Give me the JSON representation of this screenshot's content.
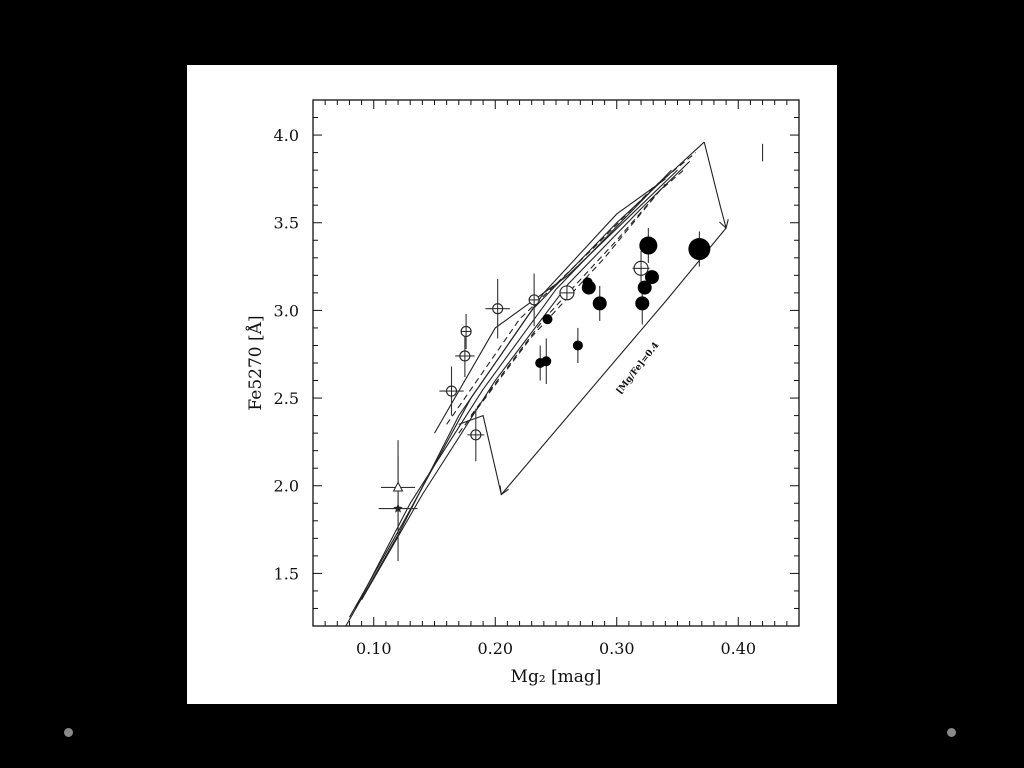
{
  "chart_data": {
    "type": "scatter",
    "xlabel": "Mg₂ [mag]",
    "ylabel": "Fe5270 [Å]",
    "xlim": [
      0.05,
      0.45
    ],
    "ylim": [
      1.2,
      4.2
    ],
    "xticks": [
      0.1,
      0.2,
      0.3,
      0.4
    ],
    "xtick_labels": [
      "0.10",
      "0.20",
      "0.30",
      "0.40"
    ],
    "yticks": [
      1.5,
      2.0,
      2.5,
      3.0,
      3.5,
      4.0
    ],
    "ytick_labels": [
      "1.5",
      "2.0",
      "2.5",
      "3.0",
      "3.5",
      "4.0"
    ],
    "grid": false,
    "annotation": "[Mg/Fe]=0.4",
    "series": [
      {
        "marker": "filled-circle",
        "points": [
          {
            "x": 0.243,
            "y": 2.95,
            "size": "small"
          },
          {
            "x": 0.237,
            "y": 2.7,
            "size": "small"
          },
          {
            "x": 0.242,
            "y": 2.71,
            "size": "small"
          },
          {
            "x": 0.268,
            "y": 2.8,
            "size": "small"
          },
          {
            "x": 0.276,
            "y": 3.16,
            "size": "small"
          },
          {
            "x": 0.277,
            "y": 3.13,
            "size": "medium"
          },
          {
            "x": 0.286,
            "y": 3.04,
            "size": "medium"
          },
          {
            "x": 0.321,
            "y": 3.04,
            "size": "medium"
          },
          {
            "x": 0.323,
            "y": 3.13,
            "size": "medium"
          },
          {
            "x": 0.329,
            "y": 3.19,
            "size": "medium"
          },
          {
            "x": 0.326,
            "y": 3.37,
            "size": "large"
          },
          {
            "x": 0.368,
            "y": 3.35,
            "size": "xlarge"
          }
        ]
      },
      {
        "marker": "open-circle-cross",
        "points": [
          {
            "x": 0.164,
            "y": 2.54,
            "size": "small"
          },
          {
            "x": 0.175,
            "y": 2.74,
            "size": "small"
          },
          {
            "x": 0.176,
            "y": 2.88,
            "size": "small"
          },
          {
            "x": 0.184,
            "y": 2.29,
            "size": "small"
          },
          {
            "x": 0.202,
            "y": 3.01,
            "size": "small"
          },
          {
            "x": 0.232,
            "y": 3.06,
            "size": "small"
          },
          {
            "x": 0.259,
            "y": 3.1,
            "size": "medium"
          },
          {
            "x": 0.32,
            "y": 3.24,
            "size": "medium"
          }
        ]
      },
      {
        "marker": "open-triangle",
        "points": [
          {
            "x": 0.12,
            "y": 1.99
          }
        ]
      },
      {
        "marker": "star",
        "points": [
          {
            "x": 0.12,
            "y": 1.87
          }
        ]
      }
    ],
    "error_bars": [
      {
        "x": 0.164,
        "y": 2.54,
        "dx": 0.01,
        "dy": 0.14
      },
      {
        "x": 0.175,
        "y": 2.74,
        "dx": 0.008,
        "dy": 0.12
      },
      {
        "x": 0.176,
        "y": 2.88,
        "dx": 0.0,
        "dy": 0.1
      },
      {
        "x": 0.184,
        "y": 2.29,
        "dx": 0.007,
        "dy": 0.15
      },
      {
        "x": 0.202,
        "y": 3.01,
        "dx": 0.01,
        "dy": 0.17
      },
      {
        "x": 0.232,
        "y": 3.06,
        "dx": 0.0,
        "dy": 0.15
      },
      {
        "x": 0.12,
        "y": 1.99,
        "dx": 0.014,
        "dy": 0.27
      },
      {
        "x": 0.12,
        "y": 1.87,
        "dx": 0.016,
        "dy": 0.3
      },
      {
        "x": 0.237,
        "y": 2.7,
        "dx": 0.0,
        "dy": 0.1
      },
      {
        "x": 0.242,
        "y": 2.71,
        "dx": 0.0,
        "dy": 0.13
      },
      {
        "x": 0.268,
        "y": 2.8,
        "dx": 0.0,
        "dy": 0.1
      },
      {
        "x": 0.286,
        "y": 3.04,
        "dx": 0.0,
        "dy": 0.1
      },
      {
        "x": 0.321,
        "y": 3.04,
        "dx": 0.0,
        "dy": 0.12
      },
      {
        "x": 0.326,
        "y": 3.37,
        "dx": 0.0,
        "dy": 0.1
      },
      {
        "x": 0.368,
        "y": 3.35,
        "dx": 0.0,
        "dy": 0.1
      },
      {
        "x": 0.32,
        "y": 3.24,
        "dx": 0.007,
        "dy": 0.1
      },
      {
        "x": 0.42,
        "y": 3.9,
        "dx": 0.0,
        "dy": 0.05
      }
    ],
    "model_lines": [
      {
        "style": "solid",
        "x": [
          0.077,
          0.12,
          0.17,
          0.23,
          0.3,
          0.35,
          0.372
        ],
        "y": [
          1.2,
          1.72,
          2.4,
          3.0,
          3.5,
          3.82,
          3.96
        ]
      },
      {
        "style": "solid",
        "x": [
          0.08,
          0.125,
          0.18,
          0.24,
          0.3,
          0.34
        ],
        "y": [
          1.25,
          1.8,
          2.5,
          3.1,
          3.55,
          3.75
        ]
      },
      {
        "style": "solid",
        "x": [
          0.085,
          0.13,
          0.19,
          0.25,
          0.31,
          0.345
        ],
        "y": [
          1.3,
          1.9,
          2.55,
          3.12,
          3.55,
          3.8
        ]
      },
      {
        "style": "solid",
        "x": [
          0.09,
          0.14,
          0.2,
          0.26,
          0.32,
          0.36
        ],
        "y": [
          1.35,
          1.95,
          2.6,
          3.15,
          3.58,
          3.85
        ]
      },
      {
        "style": "solid",
        "x": [
          0.15,
          0.2,
          0.26,
          0.32,
          0.35
        ],
        "y": [
          2.3,
          2.9,
          3.2,
          3.6,
          3.8
        ]
      },
      {
        "style": "dashed",
        "x": [
          0.16,
          0.22,
          0.28,
          0.33,
          0.365
        ],
        "y": [
          2.35,
          2.95,
          3.35,
          3.7,
          3.9
        ]
      },
      {
        "style": "dashed",
        "x": [
          0.17,
          0.23,
          0.29,
          0.335,
          0.355
        ],
        "y": [
          2.3,
          2.85,
          3.3,
          3.68,
          3.8
        ]
      },
      {
        "style": "dashed",
        "x": [
          0.18,
          0.24,
          0.3,
          0.34
        ],
        "y": [
          2.4,
          2.95,
          3.4,
          3.72
        ]
      },
      {
        "style": "solid",
        "x": [
          0.372,
          0.385,
          0.39
        ],
        "y": [
          3.96,
          3.6,
          3.47
        ]
      },
      {
        "style": "solid",
        "x": [
          0.39,
          0.34,
          0.205
        ],
        "y": [
          3.47,
          3.05,
          1.95
        ]
      },
      {
        "style": "solid",
        "x": [
          0.205,
          0.19,
          0.17
        ],
        "y": [
          1.95,
          2.4,
          2.35
        ]
      }
    ]
  }
}
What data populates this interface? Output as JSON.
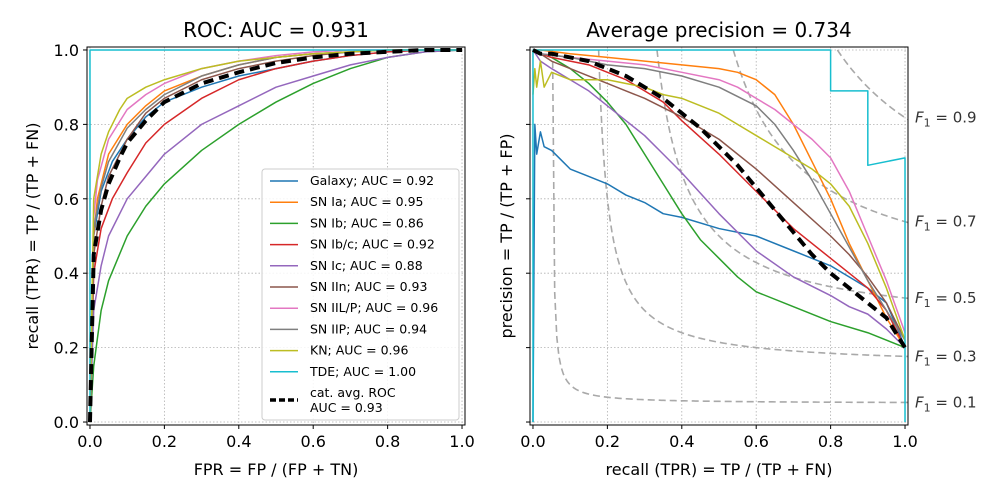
{
  "chart_data": [
    {
      "type": "line",
      "title": "ROC: AUC = 0.931",
      "xlabel": "FPR = FP / (FP + TN)",
      "ylabel": "recall (TPR) = TP / (TP + FN)",
      "xlim": [
        0,
        1
      ],
      "ylim": [
        0,
        1
      ],
      "ticks": [
        "0.0",
        "0.2",
        "0.4",
        "0.6",
        "0.8",
        "1.0"
      ],
      "grid": true,
      "legend_position": "lower-right",
      "series": [
        {
          "name": "Galaxy; AUC = 0.92",
          "color": "#1f77b4",
          "width": 1.5,
          "dash": "",
          "x": [
            0,
            0.01,
            0.03,
            0.06,
            0.1,
            0.15,
            0.2,
            0.3,
            0.4,
            0.5,
            0.6,
            0.7,
            0.8,
            0.9,
            1.0
          ],
          "y": [
            0,
            0.5,
            0.62,
            0.7,
            0.76,
            0.82,
            0.86,
            0.9,
            0.93,
            0.95,
            0.97,
            0.985,
            0.995,
            1.0,
            1.0
          ]
        },
        {
          "name": "SN Ia; AUC = 0.95",
          "color": "#ff7f0e",
          "width": 1.5,
          "dash": "",
          "x": [
            0,
            0.01,
            0.02,
            0.05,
            0.1,
            0.15,
            0.2,
            0.3,
            0.4,
            0.5,
            0.6,
            0.7,
            0.8,
            1.0
          ],
          "y": [
            0,
            0.5,
            0.6,
            0.72,
            0.8,
            0.85,
            0.89,
            0.93,
            0.96,
            0.98,
            0.99,
            0.995,
            1.0,
            1.0
          ]
        },
        {
          "name": "SN Ib; AUC = 0.86",
          "color": "#2ca02c",
          "width": 1.5,
          "dash": "",
          "x": [
            0,
            0.01,
            0.03,
            0.05,
            0.1,
            0.15,
            0.2,
            0.3,
            0.4,
            0.5,
            0.6,
            0.7,
            0.8,
            0.9,
            1.0
          ],
          "y": [
            0,
            0.15,
            0.3,
            0.38,
            0.5,
            0.58,
            0.64,
            0.73,
            0.8,
            0.86,
            0.91,
            0.95,
            0.98,
            0.995,
            1.0
          ]
        },
        {
          "name": "SN Ib/c; AUC = 0.92",
          "color": "#d62728",
          "width": 1.5,
          "dash": "",
          "x": [
            0,
            0.01,
            0.03,
            0.06,
            0.1,
            0.15,
            0.2,
            0.3,
            0.4,
            0.5,
            0.6,
            0.7,
            0.8,
            0.9,
            1.0
          ],
          "y": [
            0,
            0.4,
            0.52,
            0.6,
            0.67,
            0.75,
            0.8,
            0.87,
            0.92,
            0.95,
            0.97,
            0.985,
            0.995,
            1.0,
            1.0
          ]
        },
        {
          "name": "SN Ic; AUC = 0.88",
          "color": "#9467bd",
          "width": 1.5,
          "dash": "",
          "x": [
            0,
            0.01,
            0.03,
            0.05,
            0.1,
            0.15,
            0.2,
            0.3,
            0.4,
            0.5,
            0.6,
            0.7,
            0.8,
            0.9,
            1.0
          ],
          "y": [
            0,
            0.3,
            0.42,
            0.5,
            0.6,
            0.66,
            0.72,
            0.8,
            0.85,
            0.9,
            0.93,
            0.96,
            0.98,
            0.995,
            1.0
          ]
        },
        {
          "name": "SN IIn; AUC = 0.93",
          "color": "#8c564b",
          "width": 1.5,
          "dash": "",
          "x": [
            0,
            0.01,
            0.03,
            0.05,
            0.1,
            0.15,
            0.2,
            0.3,
            0.4,
            0.5,
            0.6,
            0.7,
            0.8,
            1.0
          ],
          "y": [
            0,
            0.45,
            0.58,
            0.66,
            0.76,
            0.83,
            0.87,
            0.92,
            0.95,
            0.97,
            0.985,
            0.995,
            1.0,
            1.0
          ]
        },
        {
          "name": "SN IIL/P; AUC = 0.96",
          "color": "#e377c2",
          "width": 1.5,
          "dash": "",
          "x": [
            0,
            0.01,
            0.02,
            0.05,
            0.1,
            0.15,
            0.2,
            0.3,
            0.4,
            0.5,
            0.6,
            0.7,
            0.8,
            1.0
          ],
          "y": [
            0,
            0.55,
            0.65,
            0.76,
            0.84,
            0.88,
            0.91,
            0.95,
            0.97,
            0.985,
            0.995,
            1.0,
            1.0,
            1.0
          ]
        },
        {
          "name": "SN IIP; AUC = 0.94",
          "color": "#7f7f7f",
          "width": 1.5,
          "dash": "",
          "x": [
            0,
            0.01,
            0.03,
            0.05,
            0.1,
            0.15,
            0.2,
            0.3,
            0.4,
            0.5,
            0.6,
            0.7,
            0.8,
            1.0
          ],
          "y": [
            0,
            0.52,
            0.63,
            0.7,
            0.79,
            0.84,
            0.88,
            0.93,
            0.96,
            0.98,
            0.99,
            0.995,
            1.0,
            1.0
          ]
        },
        {
          "name": "KN; AUC = 0.96",
          "color": "#bcbd22",
          "width": 1.5,
          "dash": "",
          "x": [
            0,
            0.01,
            0.03,
            0.05,
            0.08,
            0.1,
            0.15,
            0.2,
            0.3,
            0.4,
            0.5,
            0.6,
            0.7,
            0.8,
            1.0
          ],
          "y": [
            0,
            0.6,
            0.72,
            0.78,
            0.84,
            0.87,
            0.9,
            0.92,
            0.95,
            0.97,
            0.98,
            0.99,
            0.995,
            1.0,
            1.0
          ]
        },
        {
          "name": "TDE; AUC = 1.00",
          "color": "#17becf",
          "width": 1.5,
          "dash": "",
          "x": [
            0,
            0,
            1.0
          ],
          "y": [
            0,
            1.0,
            1.0
          ]
        },
        {
          "name": "cat. avg. ROC\nAUC = 0.93",
          "color": "#000000",
          "width": 4,
          "dash": "10,6",
          "x": [
            0,
            0.01,
            0.03,
            0.05,
            0.08,
            0.1,
            0.15,
            0.2,
            0.3,
            0.4,
            0.5,
            0.6,
            0.7,
            0.8,
            0.9,
            1.0
          ],
          "y": [
            0,
            0.45,
            0.57,
            0.64,
            0.71,
            0.75,
            0.81,
            0.86,
            0.91,
            0.94,
            0.965,
            0.98,
            0.99,
            0.995,
            1.0,
            1.0
          ]
        }
      ]
    },
    {
      "type": "line",
      "title": "Average precision = 0.734",
      "xlabel": "recall (TPR) = TP / (TP + FN)",
      "ylabel": "precision = TP / (TP + FP)",
      "xlim": [
        0,
        1
      ],
      "ylim": [
        0,
        1
      ],
      "x_ticks": [
        "0.0",
        "0.2",
        "0.4",
        "0.6",
        "0.8",
        "1.0"
      ],
      "y_tick_labels": "hidden",
      "grid": true,
      "iso_f1_curves": [
        {
          "f1": 0.1,
          "label": "F_1 = 0.1"
        },
        {
          "f1": 0.3,
          "label": "F_1 = 0.3"
        },
        {
          "f1": 0.5,
          "label": "F_1 = 0.5"
        },
        {
          "f1": 0.7,
          "label": "F_1 = 0.7"
        },
        {
          "f1": 0.9,
          "label": "F_1 = 0.9"
        }
      ],
      "f1_prefix": "F",
      "f1_subscript": "1",
      "series": [
        {
          "color": "#1f77b4",
          "width": 1.5,
          "dash": "",
          "x": [
            0,
            0.005,
            0.01,
            0.02,
            0.03,
            0.05,
            0.08,
            0.1,
            0.15,
            0.2,
            0.25,
            0.3,
            0.35,
            0.4,
            0.5,
            0.6,
            0.7,
            0.8,
            0.9,
            0.95,
            0.98,
            1.0
          ],
          "y": [
            0,
            0.8,
            0.72,
            0.78,
            0.74,
            0.73,
            0.7,
            0.68,
            0.66,
            0.64,
            0.61,
            0.59,
            0.56,
            0.55,
            0.52,
            0.5,
            0.46,
            0.42,
            0.36,
            0.32,
            0.25,
            0.2
          ]
        },
        {
          "color": "#ff7f0e",
          "width": 1.5,
          "dash": "",
          "x": [
            0,
            0.02,
            0.1,
            0.2,
            0.3,
            0.4,
            0.5,
            0.55,
            0.6,
            0.65,
            0.7,
            0.75,
            0.8,
            0.85,
            0.9,
            0.95,
            1.0
          ],
          "y": [
            1.0,
            1.0,
            0.99,
            0.98,
            0.97,
            0.96,
            0.95,
            0.94,
            0.92,
            0.88,
            0.8,
            0.7,
            0.6,
            0.48,
            0.38,
            0.28,
            0.2
          ]
        },
        {
          "color": "#2ca02c",
          "width": 1.5,
          "dash": "",
          "x": [
            0,
            0.02,
            0.05,
            0.1,
            0.15,
            0.2,
            0.25,
            0.3,
            0.35,
            0.4,
            0.45,
            0.5,
            0.55,
            0.6,
            0.7,
            0.8,
            0.9,
            1.0
          ],
          "y": [
            1.0,
            0.99,
            0.98,
            0.95,
            0.91,
            0.86,
            0.8,
            0.72,
            0.64,
            0.56,
            0.49,
            0.44,
            0.39,
            0.35,
            0.31,
            0.27,
            0.24,
            0.2
          ]
        },
        {
          "color": "#d62728",
          "width": 1.5,
          "dash": "",
          "x": [
            0,
            0.02,
            0.05,
            0.1,
            0.15,
            0.2,
            0.25,
            0.3,
            0.35,
            0.4,
            0.5,
            0.6,
            0.7,
            0.8,
            0.85,
            0.9,
            0.95,
            1.0
          ],
          "y": [
            1.0,
            0.99,
            0.98,
            0.97,
            0.96,
            0.94,
            0.92,
            0.89,
            0.86,
            0.81,
            0.72,
            0.62,
            0.52,
            0.44,
            0.4,
            0.36,
            0.3,
            0.2
          ]
        },
        {
          "color": "#9467bd",
          "width": 1.5,
          "dash": "",
          "x": [
            0,
            0.02,
            0.05,
            0.1,
            0.15,
            0.2,
            0.25,
            0.3,
            0.35,
            0.4,
            0.5,
            0.6,
            0.7,
            0.8,
            0.85,
            0.9,
            0.95,
            1.0
          ],
          "y": [
            1.0,
            0.97,
            0.95,
            0.92,
            0.89,
            0.85,
            0.81,
            0.77,
            0.72,
            0.67,
            0.56,
            0.46,
            0.39,
            0.34,
            0.31,
            0.29,
            0.25,
            0.2
          ]
        },
        {
          "color": "#8c564b",
          "width": 1.5,
          "dash": "",
          "x": [
            0,
            0.02,
            0.05,
            0.1,
            0.15,
            0.2,
            0.25,
            0.3,
            0.4,
            0.5,
            0.6,
            0.7,
            0.8,
            0.85,
            0.9,
            0.95,
            1.0
          ],
          "y": [
            1.0,
            0.99,
            0.97,
            0.95,
            0.93,
            0.91,
            0.89,
            0.87,
            0.82,
            0.76,
            0.68,
            0.59,
            0.5,
            0.45,
            0.39,
            0.32,
            0.22
          ]
        },
        {
          "color": "#e377c2",
          "width": 1.5,
          "dash": "",
          "x": [
            0,
            0.02,
            0.1,
            0.2,
            0.3,
            0.4,
            0.5,
            0.55,
            0.6,
            0.65,
            0.7,
            0.75,
            0.8,
            0.85,
            0.9,
            0.95,
            1.0
          ],
          "y": [
            1.0,
            0.99,
            0.98,
            0.97,
            0.96,
            0.94,
            0.92,
            0.9,
            0.87,
            0.84,
            0.8,
            0.76,
            0.71,
            0.62,
            0.5,
            0.38,
            0.24
          ]
        },
        {
          "color": "#7f7f7f",
          "width": 1.5,
          "dash": "",
          "x": [
            0,
            0.02,
            0.1,
            0.2,
            0.3,
            0.4,
            0.5,
            0.6,
            0.65,
            0.7,
            0.75,
            0.8,
            0.85,
            0.9,
            0.95,
            1.0
          ],
          "y": [
            1.0,
            0.99,
            0.98,
            0.96,
            0.95,
            0.93,
            0.9,
            0.85,
            0.8,
            0.73,
            0.65,
            0.56,
            0.47,
            0.38,
            0.3,
            0.22
          ]
        },
        {
          "color": "#bcbd22",
          "width": 1.5,
          "dash": "",
          "x": [
            0,
            0.005,
            0.01,
            0.02,
            0.03,
            0.05,
            0.1,
            0.15,
            0.2,
            0.25,
            0.3,
            0.35,
            0.4,
            0.5,
            0.6,
            0.7,
            0.75,
            0.8,
            0.85,
            0.9,
            0.95,
            1.0
          ],
          "y": [
            0.88,
            0.95,
            0.9,
            0.97,
            0.9,
            0.94,
            0.92,
            0.92,
            0.92,
            0.91,
            0.9,
            0.88,
            0.87,
            0.83,
            0.77,
            0.71,
            0.68,
            0.64,
            0.58,
            0.48,
            0.36,
            0.22
          ]
        },
        {
          "color": "#17becf",
          "width": 1.5,
          "dash": "",
          "x": [
            0,
            0,
            0.8,
            0.8,
            0.9,
            0.9,
            1.0,
            1.0
          ],
          "y": [
            0,
            1.0,
            1.0,
            0.89,
            0.89,
            0.69,
            0.71,
            0
          ]
        },
        {
          "color": "#000000",
          "width": 4,
          "dash": "10,6",
          "x": [
            0,
            0.02,
            0.05,
            0.1,
            0.15,
            0.2,
            0.25,
            0.3,
            0.35,
            0.4,
            0.45,
            0.5,
            0.55,
            0.6,
            0.65,
            0.7,
            0.75,
            0.8,
            0.85,
            0.9,
            0.95,
            1.0
          ],
          "y": [
            1.0,
            0.99,
            0.99,
            0.98,
            0.97,
            0.95,
            0.93,
            0.9,
            0.87,
            0.83,
            0.79,
            0.74,
            0.69,
            0.63,
            0.57,
            0.51,
            0.45,
            0.4,
            0.36,
            0.32,
            0.28,
            0.2
          ]
        }
      ]
    }
  ]
}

________________________

__DESCRIPTION OF THE TASK__
Track down every line holding the string "precision" and copy it.

__COMPLETE OUTPUT__
      "title": "Average precision = 0.734",
      "ylabel": "precision = TP / (TP + FP)",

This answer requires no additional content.